REQUIREMENTS:
Skip the pictures. Reproduce all other material exactly.

ITEMS:
-- start --
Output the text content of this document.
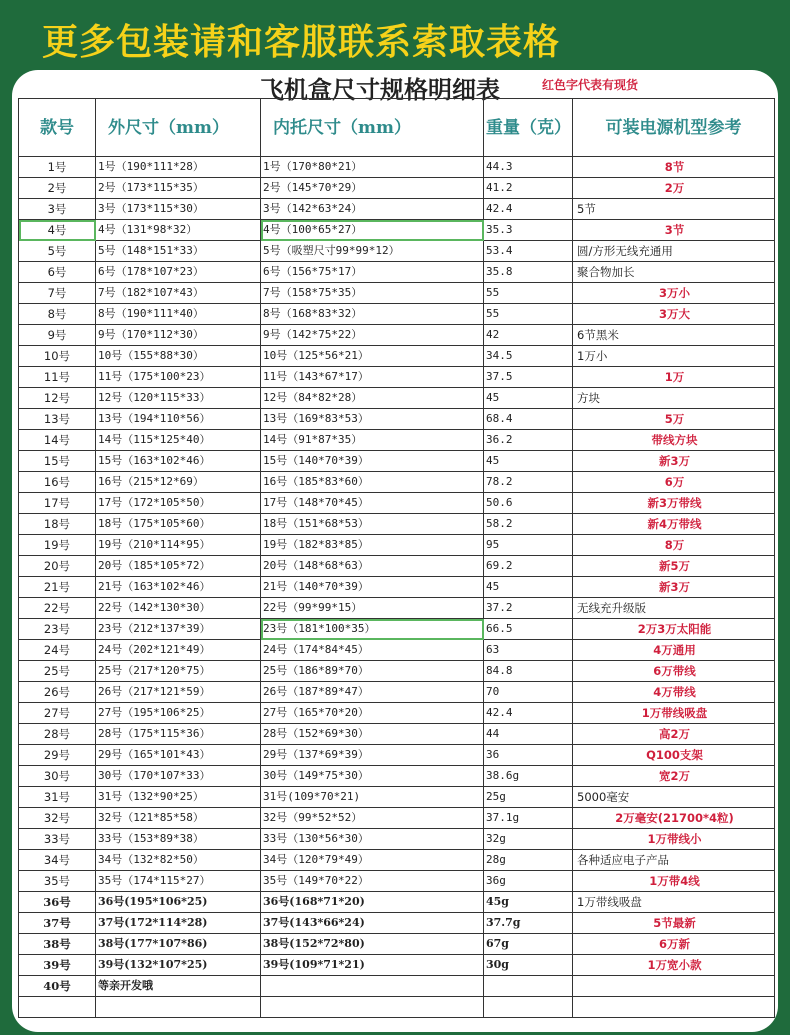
更多包装请和客服联系索取表格
飞机盒尺寸规格明细表	红色字代表有现货
款号	外尺寸（mm）	内托尺寸（mm）	重量（克）	可装电源机型参考
1号	1号（190*111*28）	1号（170*80*21）	44.3	8节
2号	2号（173*115*35）	2号（145*70*29）	41.2	2万
3号	3号（173*115*30）	3号（142*63*24）	42.4	5节
4号	4号（131*98*32）	4号（100*65*27）	35.3	3节
5号	5号（148*151*33）	5号（吸塑尺寸99*99*12）	53.4	圆/方形无线充通用
6号	6号（178*107*23）	6号（156*75*17）	35.8	聚合物加长
7号	7号（182*107*43）	7号（158*75*35）	55	3万小
8号	8号（190*111*40）	8号（168*83*32）	55	3万大
9号	9号（170*112*30）	9号（142*75*22）	42	6节黑米
10号	10号（155*88*30）	10号（125*56*21）	34.5	1万小
11号	11号（175*100*23）	11号（143*67*17）	37.5	1万
12号	12号（120*115*33）	12号（84*82*28）	45	方块
13号	13号（194*110*56）	13号（169*83*53）	68.4	5万
14号	14号（115*125*40）	14号（91*87*35）	36.2	带线方块
15号	15号（163*102*46）	15号（140*70*39）	45	新3万
16号	16号（215*12*69）	16号（185*83*60）	78.2	6万
17号	17号（172*105*50）	17号（148*70*45）	50.6	新3万带线
18号	18号（175*105*60）	18号（151*68*53）	58.2	新4万带线
19号	19号（210*114*95）	19号（182*83*85）	95	8万
20号	20号（185*105*72）	20号（148*68*63）	69.2	新5万
21号	21号（163*102*46）	21号（140*70*39）	45	新3万
22号	22号（142*130*30）	22号（99*99*15）	37.2	无线充升级版
23号	23号（212*137*39）	23号（181*100*35）	66.5	2万3万太阳能
24号	24号（202*121*49）	24号（174*84*45）	63	4万通用
25号	25号（217*120*75）	25号（186*89*70）	84.8	6万带线
26号	26号（217*121*59）	26号（187*89*47）	70	4万带线
27号	27号（195*106*25）	27号（165*70*20）	42.4	1万带线吸盘
28号	28号（175*115*36）	28号（152*69*30）	44	高2万
29号	29号（165*101*43）	29号（137*69*39）	36	Q100支架
30号	30号（170*107*33）	30号（149*75*30）	38.6g	宽2万
31号	31号（132*90*25）	31号(109*70*21)	25g	5000毫安
32号	32号（121*85*58）	32号（99*52*52）	37.1g	2万毫安(21700*4粒)
33号	33号（153*89*38）	33号（130*56*30）	32g	1万带线小
34号	34号（132*82*50）	34号（120*79*49）	28g	各种适应电子产品
35号	35号（174*115*27）	35号（149*70*22）	36g	1万带4线
36号	36号(195*106*25)	36号(168*71*20)	45g	1万带线吸盘
37号	37号(172*114*28)	37号(143*66*24)	37.7g	5节最新
38号	38号(177*107*86)	38号(152*72*80)	67g	6万新
39号	39号(132*107*25)	39号(109*71*21)	30g	1万宽小款
40号	等亲开发哦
-- end --
TASK RESULT:
Output the text content of this document.
更多包装请和客服联系索取表格
飞机盒尺寸规格明细表	红色字代表有现货
款号	外尺寸（mm）	内托尺寸（mm）	重量（克）	可装电源机型参考
1号	1号（190*111*28）	1号（170*80*21）	44.3	8节
2号	2号（173*115*35）	2号（145*70*29）	41.2	2万
3号	3号（173*115*30）	3号（142*63*24）	42.4	5节
4号	4号（131*98*32）	4号（100*65*27）	35.3	3节
5号	5号（148*151*33）	5号（吸塑尺寸99*99*12）	53.4	圆/方形无线充通用
6号	6号（178*107*23）	6号（156*75*17）	35.8	聚合物加长
7号	7号（182*107*43）	7号（158*75*35）	55	3万小
8号	8号（190*111*40）	8号（168*83*32）	55	3万大
9号	9号（170*112*30）	9号（142*75*22）	42	6节黑米
10号	10号（155*88*30）	10号（125*56*21）	34.5	1万小
11号	11号（175*100*23）	11号（143*67*17）	37.5	1万
12号	12号（120*115*33）	12号（84*82*28）	45	方块
13号	13号（194*110*56）	13号（169*83*53）	68.4	5万
14号	14号（115*125*40）	14号（91*87*35）	36.2	带线方块
15号	15号（163*102*46）	15号（140*70*39）	45	新3万
16号	16号（215*12*69）	16号（185*83*60）	78.2	6万
17号	17号（172*105*50）	17号（148*70*45）	50.6	新3万带线
18号	18号（175*105*60）	18号（151*68*53）	58.2	新4万带线
19号	19号（210*114*95）	19号（182*83*85）	95	8万
20号	20号（185*105*72）	20号（148*68*63）	69.2	新5万
21号	21号（163*102*46）	21号（140*70*39）	45	新3万
22号	22号（142*130*30）	22号（99*99*15）	37.2	无线充升级版
23号	23号（212*137*39）	23号（181*100*35）	66.5	2万3万太阳能
24号	24号（202*121*49）	24号（174*84*45）	63	4万通用
25号	25号（217*120*75）	25号（186*89*70）	84.8	6万带线
26号	26号（217*121*59）	26号（187*89*47）	70	4万带线
27号	27号（195*106*25）	27号（165*70*20）	42.4	1万带线吸盘
28号	28号（175*115*36）	28号（152*69*30）	44	高2万
29号	29号（165*101*43）	29号（137*69*39）	36	Q100支架
30号	30号（170*107*33）	30号（149*75*30）	38.6g	宽2万
31号	31号（132*90*25）	31号(109*70*21)	25g	5000毫安
32号	32号（121*85*58）	32号（99*52*52）	37.1g	2万毫安(21700*4粒)
33号	33号（153*89*38）	33号（130*56*30）	32g	1万带线小
34号	34号（132*82*50）	34号（120*79*49）	28g	各种适应电子产品
35号	35号（174*115*27）	35号（149*70*22）	36g	1万带4线
36号	36号(195*106*25)	36号(168*71*20)	45g	1万带线吸盘
37号	37号(172*114*28)	37号(143*66*24)	37.7g	5节最新
38号	38号(177*107*86)	38号(152*72*80)	67g	6万新
39号	39号(132*107*25)	39号(109*71*21)	30g	1万宽小款
40号	等亲开发哦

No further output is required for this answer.